__The problem__. Quote the entries word for word. Omit the pictures.

__Supplied entries__.
============
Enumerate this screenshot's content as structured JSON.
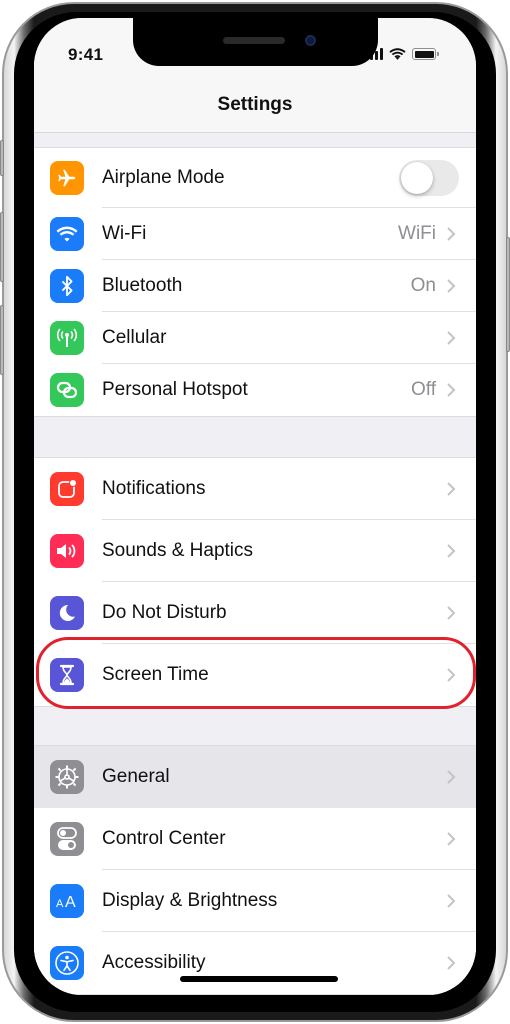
{
  "status_bar": {
    "time": "9:41",
    "icons": [
      "cellular-signal-icon",
      "wifi-icon",
      "battery-icon"
    ]
  },
  "header": {
    "title": "Settings"
  },
  "colors": {
    "orange": "#ff9500",
    "blue": "#1a7cf9",
    "green": "#34c759",
    "red": "#ff3b30",
    "pink": "#ff2d55",
    "indigo": "#5856d6",
    "gray": "#8e8e93",
    "highlight_ring": "#e0212e"
  },
  "groups": [
    {
      "items": [
        {
          "id": "airplane-mode",
          "label": "Airplane Mode",
          "icon": "airplane-icon",
          "color": "#ff9500",
          "control": "toggle",
          "toggle_on": false
        },
        {
          "id": "wifi",
          "label": "Wi-Fi",
          "icon": "wifi-icon",
          "color": "#1a7cf9",
          "value": "WiFi"
        },
        {
          "id": "bluetooth",
          "label": "Bluetooth",
          "icon": "bluetooth-icon",
          "color": "#1a7cf9",
          "value": "On"
        },
        {
          "id": "cellular",
          "label": "Cellular",
          "icon": "antenna-icon",
          "color": "#34c759",
          "value": ""
        },
        {
          "id": "personal-hotspot",
          "label": "Personal Hotspot",
          "icon": "hotspot-chain-icon",
          "color": "#34c759",
          "value": "Off"
        }
      ]
    },
    {
      "items": [
        {
          "id": "notifications",
          "label": "Notifications",
          "icon": "notifications-icon",
          "color": "#ff3b30",
          "value": ""
        },
        {
          "id": "sounds-haptics",
          "label": "Sounds & Haptics",
          "icon": "speaker-icon",
          "color": "#ff2d55",
          "value": ""
        },
        {
          "id": "do-not-disturb",
          "label": "Do Not Disturb",
          "icon": "moon-icon",
          "color": "#5856d6",
          "value": ""
        },
        {
          "id": "screen-time",
          "label": "Screen Time",
          "icon": "hourglass-icon",
          "color": "#5856d6",
          "value": "",
          "circled": true
        }
      ]
    },
    {
      "items": [
        {
          "id": "general",
          "label": "General",
          "icon": "gear-icon",
          "color": "#8e8e93",
          "value": "",
          "highlighted": true
        },
        {
          "id": "control-center",
          "label": "Control Center",
          "icon": "switches-icon",
          "color": "#8e8e93",
          "value": ""
        },
        {
          "id": "display-brightness",
          "label": "Display & Brightness",
          "icon": "text-size-icon",
          "color": "#1a7cf9",
          "value": ""
        },
        {
          "id": "accessibility",
          "label": "Accessibility",
          "icon": "accessibility-icon",
          "color": "#1a7cf9",
          "value": ""
        }
      ]
    }
  ]
}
============
__Exercise solution__.
Enumerate this screenshot's content as structured JSON.
{
  "status_bar": {
    "time": "9:41",
    "icons": [
      "cellular-signal-icon",
      "wifi-icon",
      "battery-icon"
    ]
  },
  "header": {
    "title": "Settings"
  },
  "colors": {
    "orange": "#ff9500",
    "blue": "#1a7cf9",
    "green": "#34c759",
    "red": "#ff3b30",
    "pink": "#ff2d55",
    "indigo": "#5856d6",
    "gray": "#8e8e93",
    "highlight_ring": "#e0212e"
  },
  "groups": [
    {
      "items": [
        {
          "id": "airplane-mode",
          "label": "Airplane Mode",
          "icon": "airplane-icon",
          "color": "#ff9500",
          "control": "toggle",
          "toggle_on": false
        },
        {
          "id": "wifi",
          "label": "Wi-Fi",
          "icon": "wifi-icon",
          "color": "#1a7cf9",
          "value": "WiFi"
        },
        {
          "id": "bluetooth",
          "label": "Bluetooth",
          "icon": "bluetooth-icon",
          "color": "#1a7cf9",
          "value": "On"
        },
        {
          "id": "cellular",
          "label": "Cellular",
          "icon": "antenna-icon",
          "color": "#34c759",
          "value": ""
        },
        {
          "id": "personal-hotspot",
          "label": "Personal Hotspot",
          "icon": "hotspot-chain-icon",
          "color": "#34c759",
          "value": "Off"
        }
      ]
    },
    {
      "items": [
        {
          "id": "notifications",
          "label": "Notifications",
          "icon": "notifications-icon",
          "color": "#ff3b30",
          "value": ""
        },
        {
          "id": "sounds-haptics",
          "label": "Sounds & Haptics",
          "icon": "speaker-icon",
          "color": "#ff2d55",
          "value": ""
        },
        {
          "id": "do-not-disturb",
          "label": "Do Not Disturb",
          "icon": "moon-icon",
          "color": "#5856d6",
          "value": ""
        },
        {
          "id": "screen-time",
          "label": "Screen Time",
          "icon": "hourglass-icon",
          "color": "#5856d6",
          "value": "",
          "circled": true
        }
      ]
    },
    {
      "items": [
        {
          "id": "general",
          "label": "General",
          "icon": "gear-icon",
          "color": "#8e8e93",
          "value": "",
          "highlighted": true
        },
        {
          "id": "control-center",
          "label": "Control Center",
          "icon": "switches-icon",
          "color": "#8e8e93",
          "value": ""
        },
        {
          "id": "display-brightness",
          "label": "Display & Brightness",
          "icon": "text-size-icon",
          "color": "#1a7cf9",
          "value": ""
        },
        {
          "id": "accessibility",
          "label": "Accessibility",
          "icon": "accessibility-icon",
          "color": "#1a7cf9",
          "value": ""
        }
      ]
    }
  ]
}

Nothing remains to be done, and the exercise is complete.